*EXERCISE MATERIAL:*

..............................

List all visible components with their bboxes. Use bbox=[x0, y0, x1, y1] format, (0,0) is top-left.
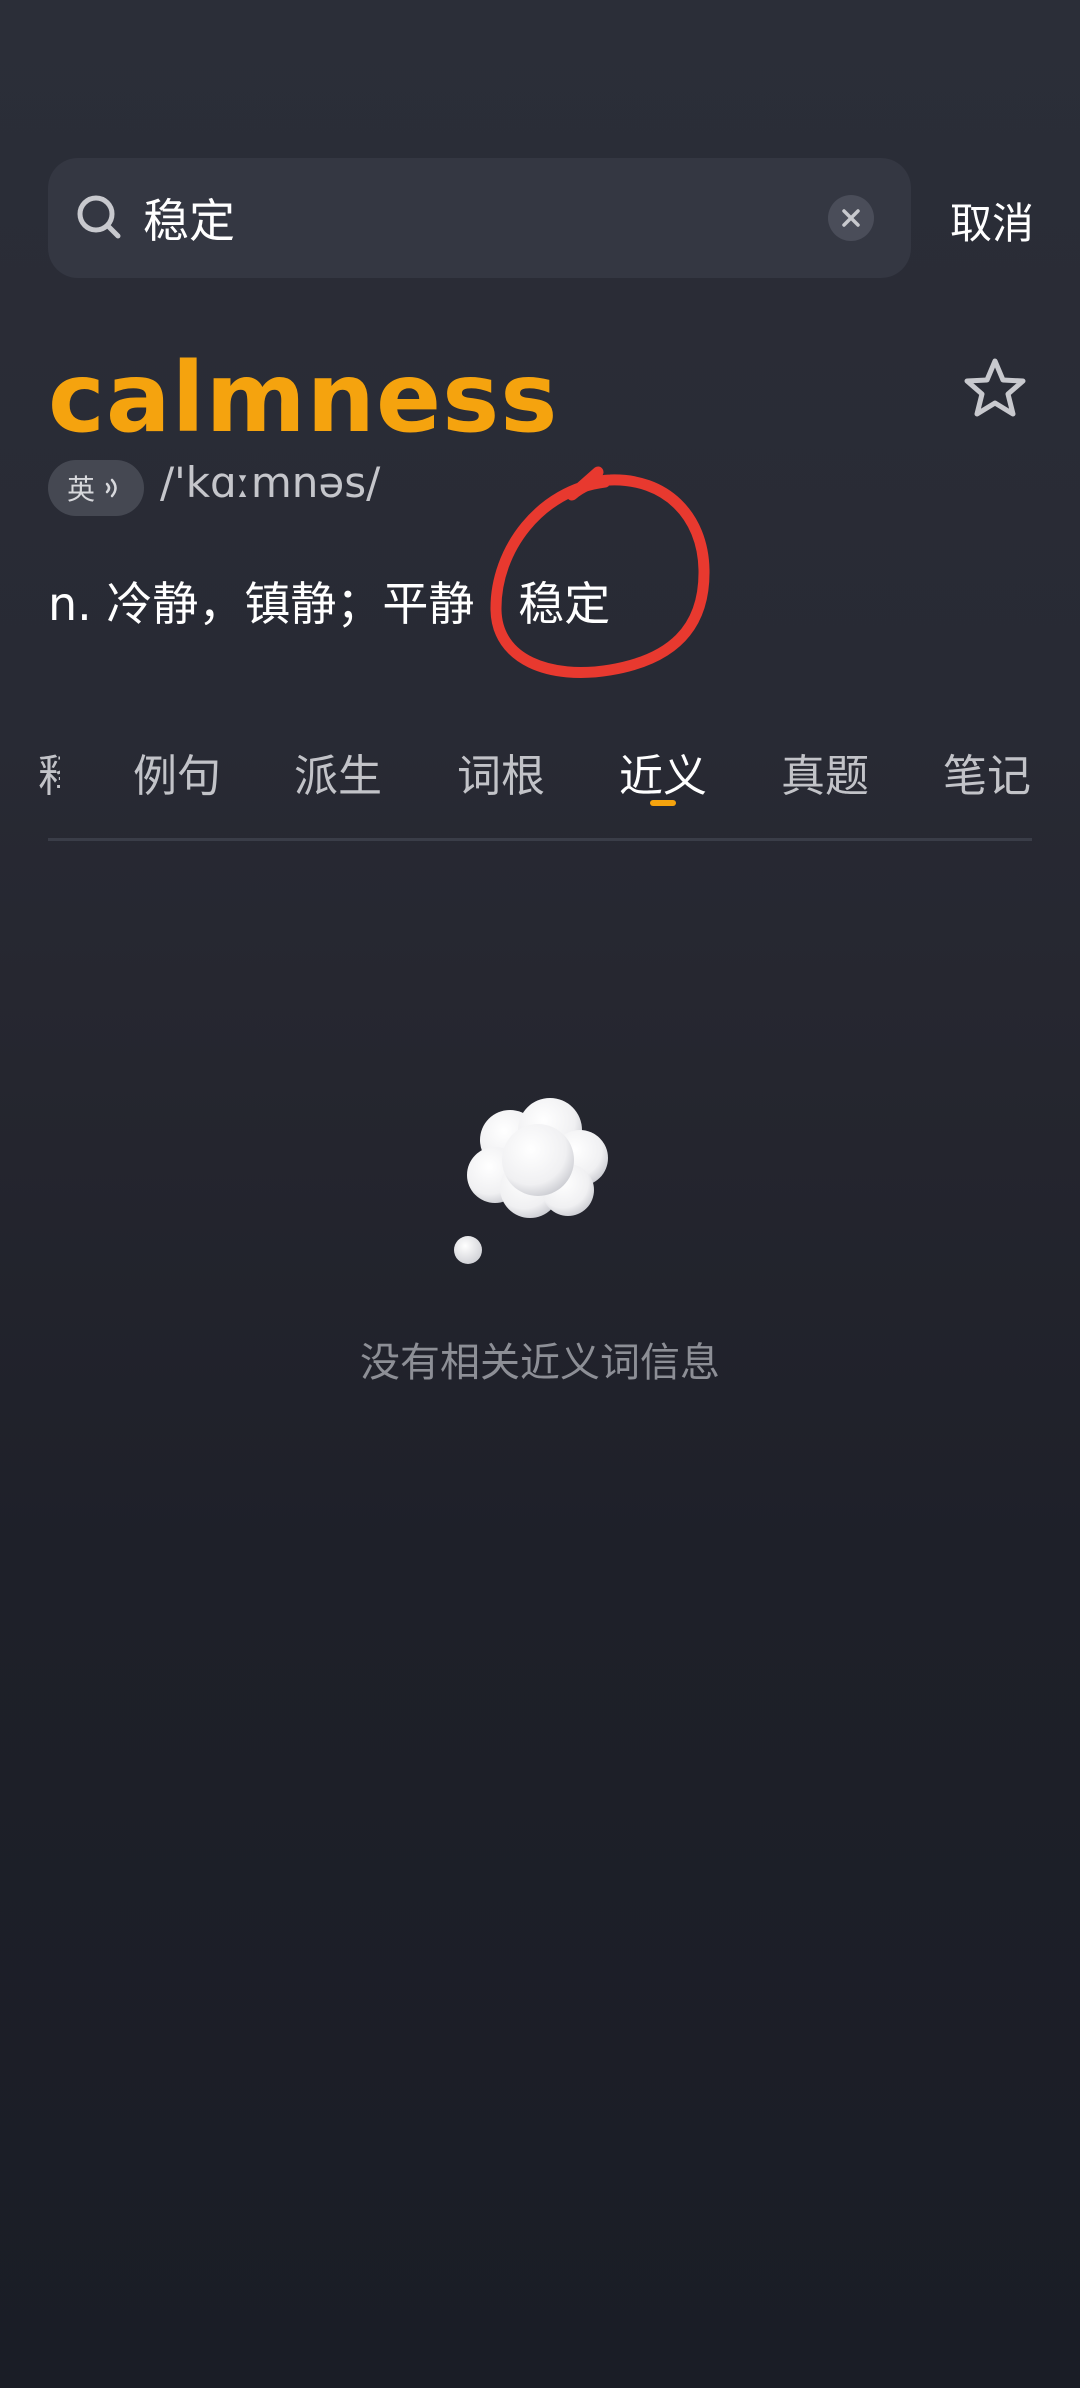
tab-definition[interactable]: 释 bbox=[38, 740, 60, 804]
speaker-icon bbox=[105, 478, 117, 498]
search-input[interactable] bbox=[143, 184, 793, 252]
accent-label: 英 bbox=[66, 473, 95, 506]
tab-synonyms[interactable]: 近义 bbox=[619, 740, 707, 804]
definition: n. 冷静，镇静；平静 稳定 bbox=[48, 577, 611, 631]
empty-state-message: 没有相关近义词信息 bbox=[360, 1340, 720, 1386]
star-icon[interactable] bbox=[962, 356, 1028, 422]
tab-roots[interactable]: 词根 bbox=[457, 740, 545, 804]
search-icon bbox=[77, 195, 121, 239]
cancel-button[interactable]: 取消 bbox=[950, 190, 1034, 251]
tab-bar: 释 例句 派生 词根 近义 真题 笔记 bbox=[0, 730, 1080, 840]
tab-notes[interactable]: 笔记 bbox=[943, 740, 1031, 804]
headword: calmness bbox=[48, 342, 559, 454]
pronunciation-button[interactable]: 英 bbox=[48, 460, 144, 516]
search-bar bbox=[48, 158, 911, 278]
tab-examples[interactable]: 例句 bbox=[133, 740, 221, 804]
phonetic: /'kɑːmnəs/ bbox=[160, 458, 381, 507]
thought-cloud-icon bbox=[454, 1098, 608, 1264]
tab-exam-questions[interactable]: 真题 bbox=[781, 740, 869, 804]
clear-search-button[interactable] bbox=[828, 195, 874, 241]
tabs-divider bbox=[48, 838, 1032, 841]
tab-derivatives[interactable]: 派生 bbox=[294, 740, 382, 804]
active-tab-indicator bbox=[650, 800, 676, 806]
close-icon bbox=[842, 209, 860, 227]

..............................

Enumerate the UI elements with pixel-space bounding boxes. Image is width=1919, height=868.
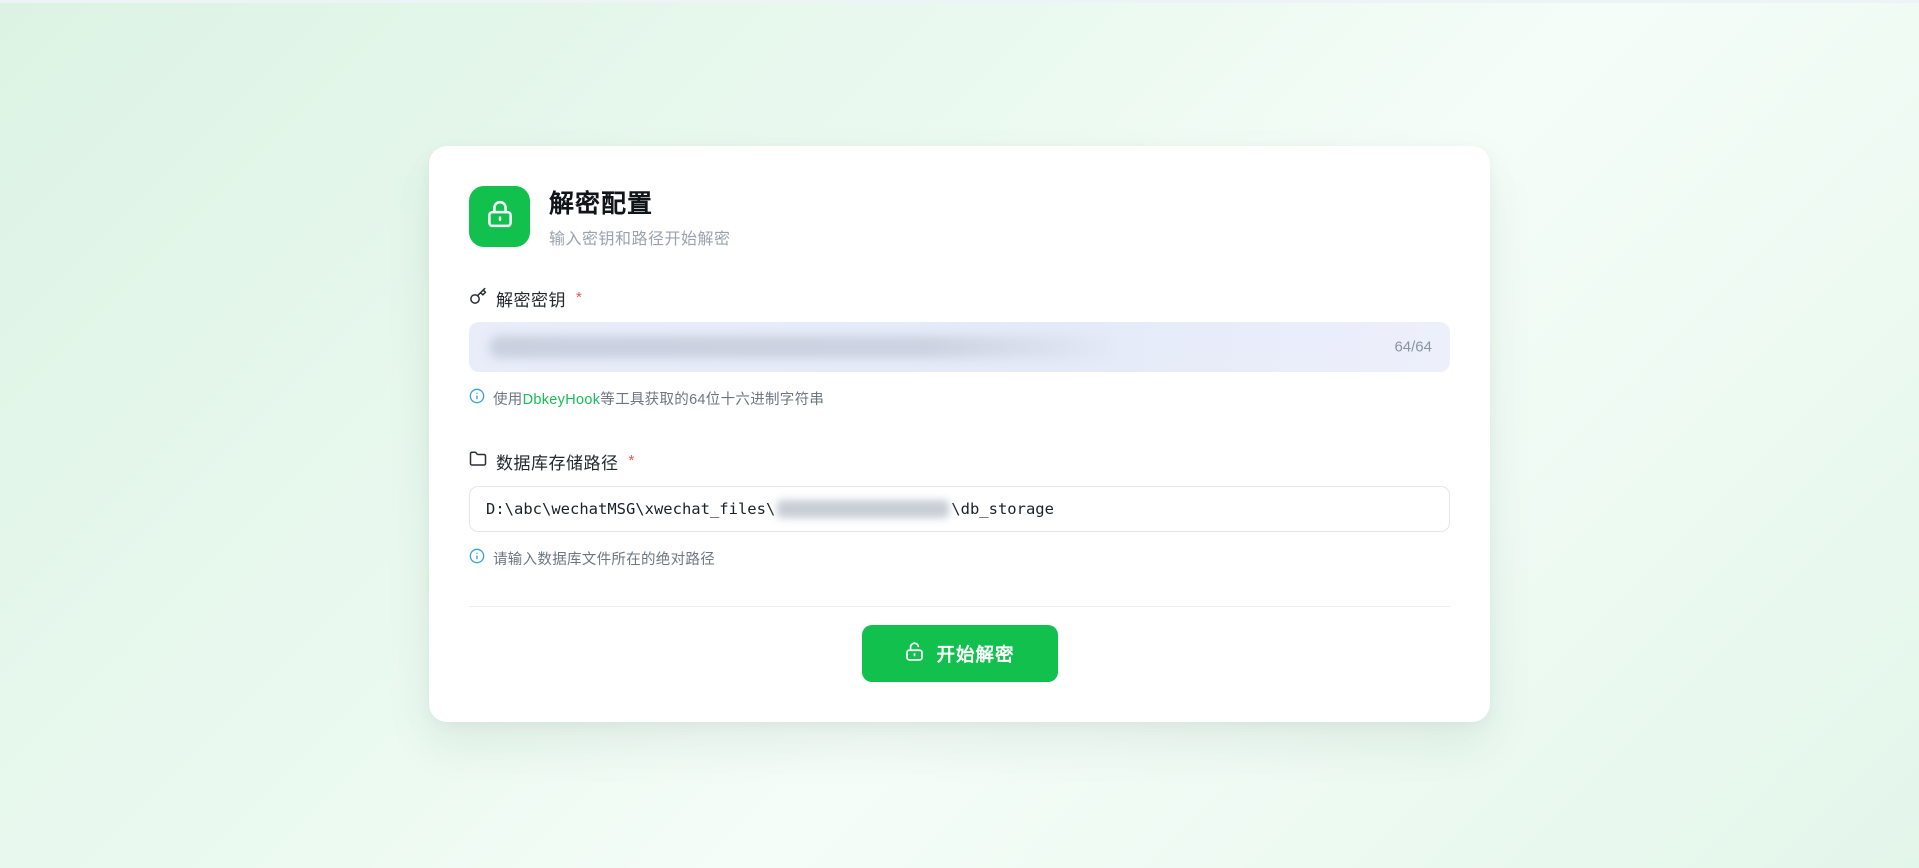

..............................

*STATED PROBLEM:* Please return, word for word, the data beginning with the line that contains "List all visible" and going on through the line that contains "star-icon[interactable] bbox=[962, 356, 1028, 422]", both lines included, with the pictures left out.

*SOLUTION:*
List all visible components with their bboxes. Use bbox=[x0, y0, x1, y1] format, (0,0) is top-left.
tab-definition[interactable]: 释 bbox=[38, 740, 60, 804]
speaker-icon bbox=[105, 478, 117, 498]
search-input[interactable] bbox=[143, 184, 793, 252]
accent-label: 英 bbox=[66, 473, 95, 506]
tab-synonyms[interactable]: 近义 bbox=[619, 740, 707, 804]
definition: n. 冷静，镇静；平静 稳定 bbox=[48, 577, 611, 631]
empty-state-message: 没有相关近义词信息 bbox=[360, 1340, 720, 1386]
star-icon[interactable] bbox=[962, 356, 1028, 422]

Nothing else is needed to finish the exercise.